Supplied entries:
++++++++++

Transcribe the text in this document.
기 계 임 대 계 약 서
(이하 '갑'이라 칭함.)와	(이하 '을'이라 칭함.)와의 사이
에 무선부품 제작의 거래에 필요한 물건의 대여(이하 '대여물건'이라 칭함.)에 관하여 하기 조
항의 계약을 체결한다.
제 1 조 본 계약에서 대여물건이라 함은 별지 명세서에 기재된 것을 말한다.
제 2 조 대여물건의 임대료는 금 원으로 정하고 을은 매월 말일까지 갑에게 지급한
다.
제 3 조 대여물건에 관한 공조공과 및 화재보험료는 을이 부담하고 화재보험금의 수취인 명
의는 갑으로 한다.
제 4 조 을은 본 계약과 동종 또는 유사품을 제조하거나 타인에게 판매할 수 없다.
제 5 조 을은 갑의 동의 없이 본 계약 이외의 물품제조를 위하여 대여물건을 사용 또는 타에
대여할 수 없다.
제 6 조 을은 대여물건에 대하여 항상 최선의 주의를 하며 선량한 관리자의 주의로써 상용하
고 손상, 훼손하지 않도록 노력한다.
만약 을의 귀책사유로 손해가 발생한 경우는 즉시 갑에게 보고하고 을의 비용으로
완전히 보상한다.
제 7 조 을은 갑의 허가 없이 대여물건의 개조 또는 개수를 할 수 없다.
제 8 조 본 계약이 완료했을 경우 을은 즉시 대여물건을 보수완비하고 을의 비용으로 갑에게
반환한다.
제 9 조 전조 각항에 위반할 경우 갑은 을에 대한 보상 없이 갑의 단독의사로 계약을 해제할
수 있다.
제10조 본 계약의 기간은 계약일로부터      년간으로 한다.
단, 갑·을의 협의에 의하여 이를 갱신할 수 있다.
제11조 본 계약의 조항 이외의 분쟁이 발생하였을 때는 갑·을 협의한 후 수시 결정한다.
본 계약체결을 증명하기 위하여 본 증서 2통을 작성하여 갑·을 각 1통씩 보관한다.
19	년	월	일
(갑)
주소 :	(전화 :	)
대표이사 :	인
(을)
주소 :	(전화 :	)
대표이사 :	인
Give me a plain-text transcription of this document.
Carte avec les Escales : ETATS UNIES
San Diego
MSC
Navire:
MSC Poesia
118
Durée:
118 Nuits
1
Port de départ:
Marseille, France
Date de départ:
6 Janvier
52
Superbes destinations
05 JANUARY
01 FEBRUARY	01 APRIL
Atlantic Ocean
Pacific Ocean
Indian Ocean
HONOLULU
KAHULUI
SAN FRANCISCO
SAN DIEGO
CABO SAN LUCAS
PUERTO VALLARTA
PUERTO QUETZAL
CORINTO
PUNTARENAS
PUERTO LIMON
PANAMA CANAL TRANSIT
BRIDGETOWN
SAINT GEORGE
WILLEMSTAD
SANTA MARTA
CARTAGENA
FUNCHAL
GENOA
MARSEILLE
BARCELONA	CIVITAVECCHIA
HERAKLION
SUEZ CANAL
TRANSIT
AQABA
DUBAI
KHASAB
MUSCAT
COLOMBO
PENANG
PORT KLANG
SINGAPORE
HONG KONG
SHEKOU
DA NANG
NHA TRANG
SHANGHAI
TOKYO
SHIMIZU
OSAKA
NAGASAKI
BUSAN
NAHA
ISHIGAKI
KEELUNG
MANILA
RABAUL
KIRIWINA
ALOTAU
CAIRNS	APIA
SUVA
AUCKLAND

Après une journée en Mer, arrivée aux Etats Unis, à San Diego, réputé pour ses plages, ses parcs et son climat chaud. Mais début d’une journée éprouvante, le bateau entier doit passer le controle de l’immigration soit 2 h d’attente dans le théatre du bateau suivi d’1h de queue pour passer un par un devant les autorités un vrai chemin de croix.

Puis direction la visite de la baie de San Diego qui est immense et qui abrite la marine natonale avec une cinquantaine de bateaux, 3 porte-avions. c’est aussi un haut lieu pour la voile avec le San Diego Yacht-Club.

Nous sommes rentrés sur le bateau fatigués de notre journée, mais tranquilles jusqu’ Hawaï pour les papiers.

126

++++++++++

Brief:
Write the entries again, exactly as they stand.

Answer to this problem:
Transcribe the text in this document.
기 계 임 대 계 약 서
(이하 '갑'이라 칭함.)와	(이하 '을'이라 칭함.)와의 사이
에 무선부품 제작의 거래에 필요한 물건의 대여(이하 '대여물건'이라 칭함.)에 관하여 하기 조
항의 계약을 체결한다.
제 1 조 본 계약에서 대여물건이라 함은 별지 명세서에 기재된 것을 말한다.
제 2 조 대여물건의 임대료는 금 원으로 정하고 을은 매월 말일까지 갑에게 지급한
다.
제 3 조 대여물건에 관한 공조공과 및 화재보험료는 을이 부담하고 화재보험금의 수취인 명
의는 갑으로 한다.
제 4 조 을은 본 계약과 동종 또는 유사품을 제조하거나 타인에게 판매할 수 없다.
제 5 조 을은 갑의 동의 없이 본 계약 이외의 물품제조를 위하여 대여물건을 사용 또는 타에
대여할 수 없다.
제 6 조 을은 대여물건에 대하여 항상 최선의 주의를 하며 선량한 관리자의 주의로써 상용하
고 손상, 훼손하지 않도록 노력한다.
만약 을의 귀책사유로 손해가 발생한 경우는 즉시 갑에게 보고하고 을의 비용으로
완전히 보상한다.
제 7 조 을은 갑의 허가 없이 대여물건의 개조 또는 개수를 할 수 없다.
제 8 조 본 계약이 완료했을 경우 을은 즉시 대여물건을 보수완비하고 을의 비용으로 갑에게
반환한다.
제 9 조 전조 각항에 위반할 경우 갑은 을에 대한 보상 없이 갑의 단독의사로 계약을 해제할
수 있다.
제10조 본 계약의 기간은 계약일로부터      년간으로 한다.
단, 갑·을의 협의에 의하여 이를 갱신할 수 있다.
제11조 본 계약의 조항 이외의 분쟁이 발생하였을 때는 갑·을 협의한 후 수시 결정한다.
본 계약체결을 증명하기 위하여 본 증서 2통을 작성하여 갑·을 각 1통씩 보관한다.
19	년	월	일
(갑)
주소 :	(전화 :	)
대표이사 :	인
(을)
주소 :	(전화 :	)
대표이사 :	인
Give me a plain-text transcription of this document.
Carte avec les Escales : ETATS UNIES
San Diego
MSC
Navire:
MSC Poesia
118
Durée:
118 Nuits
1
Port de départ:
Marseille, France
Date de départ:
6 Janvier
52
Superbes destinations
05 JANUARY
01 FEBRUARY	01 APRIL
Atlantic Ocean
Pacific Ocean
Indian Ocean
HONOLULU
KAHULUI
SAN FRANCISCO
SAN DIEGO
CABO SAN LUCAS
PUERTO VALLARTA
PUERTO QUETZAL
CORINTO
PUNTARENAS
PUERTO LIMON
PANAMA CANAL TRANSIT
BRIDGETOWN
SAINT GEORGE
WILLEMSTAD
SANTA MARTA
CARTAGENA
FUNCHAL
GENOA
MARSEILLE
BARCELONA	CIVITAVECCHIA
HERAKLION
SUEZ CANAL
TRANSIT
AQABA
DUBAI
KHASAB
MUSCAT
COLOMBO
PENANG
PORT KLANG
SINGAPORE
HONG KONG
SHEKOU
DA NANG
NHA TRANG
SHANGHAI
TOKYO
SHIMIZU
OSAKA
NAGASAKI
BUSAN
NAHA
ISHIGAKI
KEELUNG
MANILA
RABAUL
KIRIWINA
ALOTAU
CAIRNS	APIA
SUVA
AUCKLAND

Après une journée en Mer, arrivée aux Etats Unis, à San Diego, réputé pour ses plages, ses parcs et son climat chaud. Mais début d’une journée éprouvante, le bateau entier doit passer le controle de l’immigration soit 2 h d’attente dans le théatre du bateau suivi d’1h de queue pour passer un par un devant les autorités un vrai chemin de croix.

Puis direction la visite de la baie de San Diego qui est immense et qui abrite la marine natonale avec une cinquantaine de bateaux, 3 porte-avions. c’est aussi un haut lieu pour la voile avec le San Diego Yacht-Club.

Nous sommes rentrés sur le bateau fatigués de notre journée, mais tranquilles jusqu’ Hawaï pour les papiers.

126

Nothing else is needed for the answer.